» **To be done**: Find every line of the listing below where "plus" appears, and copy it.

» **Data in this exercise**:
########
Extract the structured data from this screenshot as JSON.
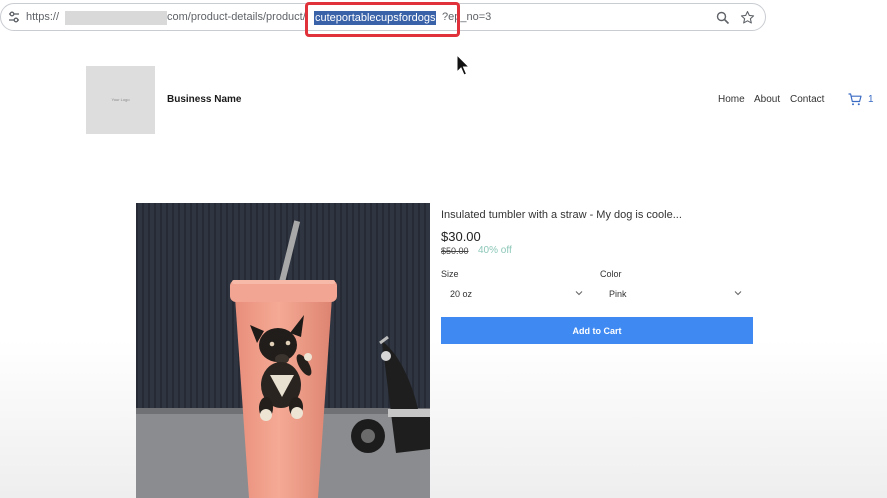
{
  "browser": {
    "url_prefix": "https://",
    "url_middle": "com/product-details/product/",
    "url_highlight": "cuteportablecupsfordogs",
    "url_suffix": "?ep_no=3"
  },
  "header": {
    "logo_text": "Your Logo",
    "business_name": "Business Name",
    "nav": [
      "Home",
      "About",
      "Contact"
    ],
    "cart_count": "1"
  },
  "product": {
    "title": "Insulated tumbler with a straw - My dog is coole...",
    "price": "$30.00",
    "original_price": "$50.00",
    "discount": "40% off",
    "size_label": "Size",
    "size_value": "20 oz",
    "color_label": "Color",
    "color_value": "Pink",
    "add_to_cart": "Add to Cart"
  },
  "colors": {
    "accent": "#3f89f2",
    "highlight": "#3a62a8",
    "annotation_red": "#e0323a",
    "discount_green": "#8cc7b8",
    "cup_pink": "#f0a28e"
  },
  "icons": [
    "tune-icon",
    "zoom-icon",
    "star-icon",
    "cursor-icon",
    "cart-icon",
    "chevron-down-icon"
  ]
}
########
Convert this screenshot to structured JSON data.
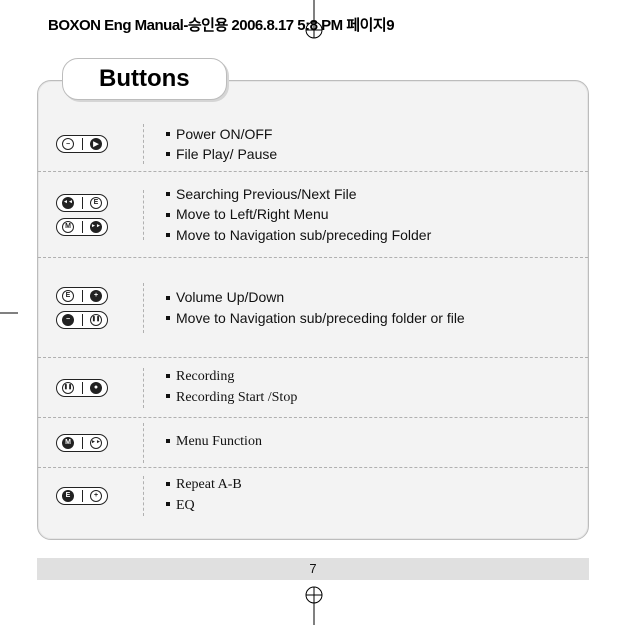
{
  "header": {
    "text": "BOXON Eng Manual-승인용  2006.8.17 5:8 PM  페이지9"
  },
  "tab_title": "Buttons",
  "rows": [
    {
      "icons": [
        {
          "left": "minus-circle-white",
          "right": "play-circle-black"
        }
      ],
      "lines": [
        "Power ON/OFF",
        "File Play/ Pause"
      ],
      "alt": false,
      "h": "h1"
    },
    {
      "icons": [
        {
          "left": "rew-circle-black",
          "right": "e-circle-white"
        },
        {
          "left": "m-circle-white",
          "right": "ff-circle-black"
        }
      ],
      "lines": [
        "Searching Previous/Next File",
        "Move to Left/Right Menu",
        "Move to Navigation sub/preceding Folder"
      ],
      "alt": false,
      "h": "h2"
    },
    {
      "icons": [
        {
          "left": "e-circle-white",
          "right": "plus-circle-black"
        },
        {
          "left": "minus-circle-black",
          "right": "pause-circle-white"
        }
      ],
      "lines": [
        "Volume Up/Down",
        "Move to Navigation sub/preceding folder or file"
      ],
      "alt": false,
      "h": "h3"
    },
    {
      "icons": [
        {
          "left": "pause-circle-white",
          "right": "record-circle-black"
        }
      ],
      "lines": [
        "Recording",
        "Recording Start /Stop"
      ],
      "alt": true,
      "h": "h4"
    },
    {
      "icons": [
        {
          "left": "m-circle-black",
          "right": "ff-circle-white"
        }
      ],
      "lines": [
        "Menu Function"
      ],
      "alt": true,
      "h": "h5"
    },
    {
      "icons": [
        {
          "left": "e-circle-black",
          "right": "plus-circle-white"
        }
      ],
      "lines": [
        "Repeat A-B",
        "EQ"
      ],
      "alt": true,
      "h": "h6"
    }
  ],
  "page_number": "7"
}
########
» **Task answer**:
          "right": "plus-circle-black"
          "right": "plus-circle-white"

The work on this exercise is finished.